§ **Task details**: Filter the entries and keep only the lines where the string "carencia" appears.

§ **Information provided**:
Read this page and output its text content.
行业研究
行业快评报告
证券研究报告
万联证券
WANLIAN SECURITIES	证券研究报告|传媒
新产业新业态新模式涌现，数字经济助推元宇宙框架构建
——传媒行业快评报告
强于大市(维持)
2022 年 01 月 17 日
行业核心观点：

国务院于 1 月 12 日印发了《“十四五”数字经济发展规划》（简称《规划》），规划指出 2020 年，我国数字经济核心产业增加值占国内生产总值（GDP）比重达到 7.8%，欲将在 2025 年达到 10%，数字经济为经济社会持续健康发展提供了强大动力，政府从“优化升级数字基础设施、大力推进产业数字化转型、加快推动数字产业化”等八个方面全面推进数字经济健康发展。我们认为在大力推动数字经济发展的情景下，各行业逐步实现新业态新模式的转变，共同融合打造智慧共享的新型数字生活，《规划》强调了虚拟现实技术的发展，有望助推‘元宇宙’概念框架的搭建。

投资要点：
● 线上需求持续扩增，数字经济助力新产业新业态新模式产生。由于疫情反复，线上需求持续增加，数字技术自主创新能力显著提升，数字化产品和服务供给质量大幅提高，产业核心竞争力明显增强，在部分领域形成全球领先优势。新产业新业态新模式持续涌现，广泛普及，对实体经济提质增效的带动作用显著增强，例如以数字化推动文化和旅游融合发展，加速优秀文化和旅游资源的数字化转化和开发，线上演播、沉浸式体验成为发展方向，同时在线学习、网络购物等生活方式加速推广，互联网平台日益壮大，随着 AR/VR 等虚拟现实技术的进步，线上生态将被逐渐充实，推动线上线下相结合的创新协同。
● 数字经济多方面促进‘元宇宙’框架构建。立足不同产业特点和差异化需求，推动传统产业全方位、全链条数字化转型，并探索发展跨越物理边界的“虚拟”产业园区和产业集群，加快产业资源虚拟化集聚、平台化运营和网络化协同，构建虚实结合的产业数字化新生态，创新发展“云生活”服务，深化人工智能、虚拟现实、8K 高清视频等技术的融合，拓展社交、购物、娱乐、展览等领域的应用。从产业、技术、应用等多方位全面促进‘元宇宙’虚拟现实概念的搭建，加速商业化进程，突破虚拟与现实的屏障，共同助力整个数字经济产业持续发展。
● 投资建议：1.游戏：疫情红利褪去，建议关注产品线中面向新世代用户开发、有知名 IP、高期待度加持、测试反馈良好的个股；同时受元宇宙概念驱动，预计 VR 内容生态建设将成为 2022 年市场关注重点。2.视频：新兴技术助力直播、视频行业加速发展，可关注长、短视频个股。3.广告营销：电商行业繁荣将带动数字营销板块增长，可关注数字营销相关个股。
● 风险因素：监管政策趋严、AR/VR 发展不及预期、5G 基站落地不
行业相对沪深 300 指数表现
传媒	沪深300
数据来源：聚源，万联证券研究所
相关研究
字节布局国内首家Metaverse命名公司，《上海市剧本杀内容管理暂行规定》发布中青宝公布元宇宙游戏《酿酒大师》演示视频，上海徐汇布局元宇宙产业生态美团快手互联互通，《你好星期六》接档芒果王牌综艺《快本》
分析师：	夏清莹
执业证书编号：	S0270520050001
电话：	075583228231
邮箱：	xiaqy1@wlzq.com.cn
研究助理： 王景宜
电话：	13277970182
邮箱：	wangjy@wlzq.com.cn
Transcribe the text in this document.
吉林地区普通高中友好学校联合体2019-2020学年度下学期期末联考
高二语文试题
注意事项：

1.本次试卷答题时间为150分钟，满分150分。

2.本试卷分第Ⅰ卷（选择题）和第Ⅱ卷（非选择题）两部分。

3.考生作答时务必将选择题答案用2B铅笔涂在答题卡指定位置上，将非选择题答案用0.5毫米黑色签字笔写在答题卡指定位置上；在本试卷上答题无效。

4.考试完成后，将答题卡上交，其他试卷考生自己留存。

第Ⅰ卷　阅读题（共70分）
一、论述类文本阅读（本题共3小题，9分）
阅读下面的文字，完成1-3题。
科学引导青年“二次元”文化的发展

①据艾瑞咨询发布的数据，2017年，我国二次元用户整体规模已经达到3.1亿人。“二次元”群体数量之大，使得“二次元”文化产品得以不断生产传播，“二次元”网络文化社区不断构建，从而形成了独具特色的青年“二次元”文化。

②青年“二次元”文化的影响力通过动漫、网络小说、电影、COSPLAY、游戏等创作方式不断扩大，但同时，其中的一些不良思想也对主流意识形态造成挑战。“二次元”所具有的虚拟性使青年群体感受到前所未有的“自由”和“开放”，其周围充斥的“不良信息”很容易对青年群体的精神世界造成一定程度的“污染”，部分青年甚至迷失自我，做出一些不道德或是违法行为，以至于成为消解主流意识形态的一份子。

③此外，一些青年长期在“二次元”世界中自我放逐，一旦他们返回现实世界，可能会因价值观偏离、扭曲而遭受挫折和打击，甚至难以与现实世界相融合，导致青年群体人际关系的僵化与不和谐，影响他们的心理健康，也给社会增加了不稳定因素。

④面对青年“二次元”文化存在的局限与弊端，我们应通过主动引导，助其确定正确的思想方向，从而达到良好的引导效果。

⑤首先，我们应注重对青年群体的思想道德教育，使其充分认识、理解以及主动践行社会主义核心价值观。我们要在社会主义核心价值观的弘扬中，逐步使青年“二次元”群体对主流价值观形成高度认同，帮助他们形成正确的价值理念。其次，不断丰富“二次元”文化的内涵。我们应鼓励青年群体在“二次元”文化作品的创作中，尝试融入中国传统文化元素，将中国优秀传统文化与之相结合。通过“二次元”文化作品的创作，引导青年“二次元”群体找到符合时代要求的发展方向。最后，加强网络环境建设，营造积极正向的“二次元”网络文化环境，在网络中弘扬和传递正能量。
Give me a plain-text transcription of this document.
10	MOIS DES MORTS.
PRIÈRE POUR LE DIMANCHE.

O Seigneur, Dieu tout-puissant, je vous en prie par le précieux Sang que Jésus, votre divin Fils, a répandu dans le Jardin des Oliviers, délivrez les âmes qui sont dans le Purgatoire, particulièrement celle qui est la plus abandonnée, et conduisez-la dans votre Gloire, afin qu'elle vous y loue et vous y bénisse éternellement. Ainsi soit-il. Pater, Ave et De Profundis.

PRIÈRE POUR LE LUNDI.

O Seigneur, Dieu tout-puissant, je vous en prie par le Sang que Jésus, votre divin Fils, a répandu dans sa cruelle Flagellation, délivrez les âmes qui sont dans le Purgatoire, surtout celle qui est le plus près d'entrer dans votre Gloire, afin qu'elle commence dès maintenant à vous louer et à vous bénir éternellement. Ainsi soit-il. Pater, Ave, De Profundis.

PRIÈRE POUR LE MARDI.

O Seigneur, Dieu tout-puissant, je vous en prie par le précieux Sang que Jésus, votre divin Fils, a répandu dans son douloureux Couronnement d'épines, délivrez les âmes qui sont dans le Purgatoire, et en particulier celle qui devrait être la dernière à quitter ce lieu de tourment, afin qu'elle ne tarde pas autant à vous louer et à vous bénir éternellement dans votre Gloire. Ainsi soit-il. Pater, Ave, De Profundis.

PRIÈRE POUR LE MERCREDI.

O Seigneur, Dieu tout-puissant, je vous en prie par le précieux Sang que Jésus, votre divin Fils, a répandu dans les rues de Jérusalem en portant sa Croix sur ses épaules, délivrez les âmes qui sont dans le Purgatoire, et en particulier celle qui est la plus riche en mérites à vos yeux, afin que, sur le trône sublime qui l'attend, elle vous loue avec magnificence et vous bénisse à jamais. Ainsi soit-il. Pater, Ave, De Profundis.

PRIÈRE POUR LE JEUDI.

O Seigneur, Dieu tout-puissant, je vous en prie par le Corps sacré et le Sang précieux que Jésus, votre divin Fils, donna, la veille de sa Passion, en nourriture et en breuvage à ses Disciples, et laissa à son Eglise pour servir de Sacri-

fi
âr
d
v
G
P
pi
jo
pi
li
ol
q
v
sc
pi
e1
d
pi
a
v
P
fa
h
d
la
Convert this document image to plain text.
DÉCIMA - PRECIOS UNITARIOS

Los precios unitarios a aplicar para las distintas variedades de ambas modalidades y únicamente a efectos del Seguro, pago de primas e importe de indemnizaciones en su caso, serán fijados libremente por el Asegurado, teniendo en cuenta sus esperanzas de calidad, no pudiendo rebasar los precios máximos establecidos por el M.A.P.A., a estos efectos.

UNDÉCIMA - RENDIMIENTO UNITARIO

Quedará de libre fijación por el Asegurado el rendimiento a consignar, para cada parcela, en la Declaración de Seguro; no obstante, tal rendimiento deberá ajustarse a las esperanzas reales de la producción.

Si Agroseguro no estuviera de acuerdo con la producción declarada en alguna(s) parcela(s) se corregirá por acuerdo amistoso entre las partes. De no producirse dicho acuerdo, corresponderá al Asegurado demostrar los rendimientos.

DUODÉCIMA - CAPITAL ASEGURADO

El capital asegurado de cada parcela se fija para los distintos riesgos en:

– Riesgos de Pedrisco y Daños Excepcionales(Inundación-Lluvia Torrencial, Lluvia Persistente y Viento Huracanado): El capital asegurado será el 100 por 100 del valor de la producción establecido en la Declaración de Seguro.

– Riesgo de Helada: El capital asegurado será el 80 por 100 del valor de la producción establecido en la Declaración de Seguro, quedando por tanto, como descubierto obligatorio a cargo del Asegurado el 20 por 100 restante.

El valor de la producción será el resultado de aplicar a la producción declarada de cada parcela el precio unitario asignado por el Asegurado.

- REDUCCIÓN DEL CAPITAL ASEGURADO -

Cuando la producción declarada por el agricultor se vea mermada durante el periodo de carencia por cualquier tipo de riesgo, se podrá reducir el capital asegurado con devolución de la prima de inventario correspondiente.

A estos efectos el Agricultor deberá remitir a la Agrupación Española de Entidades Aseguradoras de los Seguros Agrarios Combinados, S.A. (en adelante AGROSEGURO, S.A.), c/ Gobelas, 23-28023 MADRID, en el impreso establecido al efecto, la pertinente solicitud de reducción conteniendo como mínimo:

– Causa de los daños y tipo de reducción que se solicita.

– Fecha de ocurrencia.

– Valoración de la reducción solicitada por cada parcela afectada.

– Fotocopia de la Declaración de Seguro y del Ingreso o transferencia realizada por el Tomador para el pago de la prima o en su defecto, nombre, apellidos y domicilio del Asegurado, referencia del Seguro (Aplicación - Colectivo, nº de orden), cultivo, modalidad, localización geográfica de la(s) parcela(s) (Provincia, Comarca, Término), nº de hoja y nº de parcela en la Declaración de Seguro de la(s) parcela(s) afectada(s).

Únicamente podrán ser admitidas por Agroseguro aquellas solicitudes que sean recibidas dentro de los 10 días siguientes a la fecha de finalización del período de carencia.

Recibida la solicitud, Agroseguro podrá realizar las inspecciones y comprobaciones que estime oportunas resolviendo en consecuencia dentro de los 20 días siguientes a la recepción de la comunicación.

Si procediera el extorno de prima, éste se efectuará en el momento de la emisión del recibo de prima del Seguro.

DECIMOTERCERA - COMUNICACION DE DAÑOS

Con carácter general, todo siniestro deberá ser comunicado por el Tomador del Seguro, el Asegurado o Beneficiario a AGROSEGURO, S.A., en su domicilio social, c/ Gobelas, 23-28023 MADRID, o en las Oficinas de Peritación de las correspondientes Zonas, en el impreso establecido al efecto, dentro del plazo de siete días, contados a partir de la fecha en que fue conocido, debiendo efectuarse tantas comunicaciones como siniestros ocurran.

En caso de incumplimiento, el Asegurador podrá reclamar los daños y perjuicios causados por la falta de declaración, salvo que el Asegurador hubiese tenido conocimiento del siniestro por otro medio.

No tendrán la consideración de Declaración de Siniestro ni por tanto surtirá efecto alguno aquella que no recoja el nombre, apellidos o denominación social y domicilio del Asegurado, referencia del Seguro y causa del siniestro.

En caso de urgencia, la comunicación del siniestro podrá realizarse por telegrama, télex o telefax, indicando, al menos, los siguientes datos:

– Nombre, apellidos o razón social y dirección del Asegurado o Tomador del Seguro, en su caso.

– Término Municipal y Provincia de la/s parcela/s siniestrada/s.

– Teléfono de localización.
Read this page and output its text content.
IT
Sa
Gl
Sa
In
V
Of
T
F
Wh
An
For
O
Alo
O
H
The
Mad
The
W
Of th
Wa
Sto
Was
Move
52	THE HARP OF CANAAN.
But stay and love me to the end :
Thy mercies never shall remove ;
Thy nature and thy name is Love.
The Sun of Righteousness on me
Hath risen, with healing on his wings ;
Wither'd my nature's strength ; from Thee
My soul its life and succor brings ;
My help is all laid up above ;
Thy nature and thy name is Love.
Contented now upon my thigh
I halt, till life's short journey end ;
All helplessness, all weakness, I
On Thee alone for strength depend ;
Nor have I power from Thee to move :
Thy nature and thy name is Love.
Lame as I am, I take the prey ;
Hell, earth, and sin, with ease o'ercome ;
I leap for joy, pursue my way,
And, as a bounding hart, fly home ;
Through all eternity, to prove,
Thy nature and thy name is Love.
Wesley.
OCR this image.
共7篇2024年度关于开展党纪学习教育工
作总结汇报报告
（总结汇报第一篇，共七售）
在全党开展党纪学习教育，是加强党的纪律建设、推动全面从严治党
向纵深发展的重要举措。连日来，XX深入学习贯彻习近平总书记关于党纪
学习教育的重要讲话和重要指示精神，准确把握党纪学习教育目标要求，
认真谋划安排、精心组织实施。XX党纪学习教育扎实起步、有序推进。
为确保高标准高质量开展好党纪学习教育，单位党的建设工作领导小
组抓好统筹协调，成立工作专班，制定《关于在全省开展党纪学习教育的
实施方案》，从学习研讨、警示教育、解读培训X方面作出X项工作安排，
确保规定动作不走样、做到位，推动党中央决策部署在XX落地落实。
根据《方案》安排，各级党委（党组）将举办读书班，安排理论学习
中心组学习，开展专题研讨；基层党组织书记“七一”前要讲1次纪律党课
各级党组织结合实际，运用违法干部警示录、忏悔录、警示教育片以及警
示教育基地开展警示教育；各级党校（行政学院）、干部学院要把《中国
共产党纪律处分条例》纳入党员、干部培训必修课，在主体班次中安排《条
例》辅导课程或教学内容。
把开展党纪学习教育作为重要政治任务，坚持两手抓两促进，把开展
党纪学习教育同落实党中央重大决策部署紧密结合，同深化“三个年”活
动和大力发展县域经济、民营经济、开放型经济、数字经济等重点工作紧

§ **Solved exercise**:
Cuando la producción declarada por el agricultor se vea mermada durante el periodo de carencia por cualquier tipo de riesgo, se podrá reducir el capital asegurado con devolución de la prima de inventario correspondiente.
Únicamente podrán ser admitidas por Agroseguro aquellas solicitudes que sean recibidas dentro de los 10 días siguientes a la fecha de finalización del período de carencia.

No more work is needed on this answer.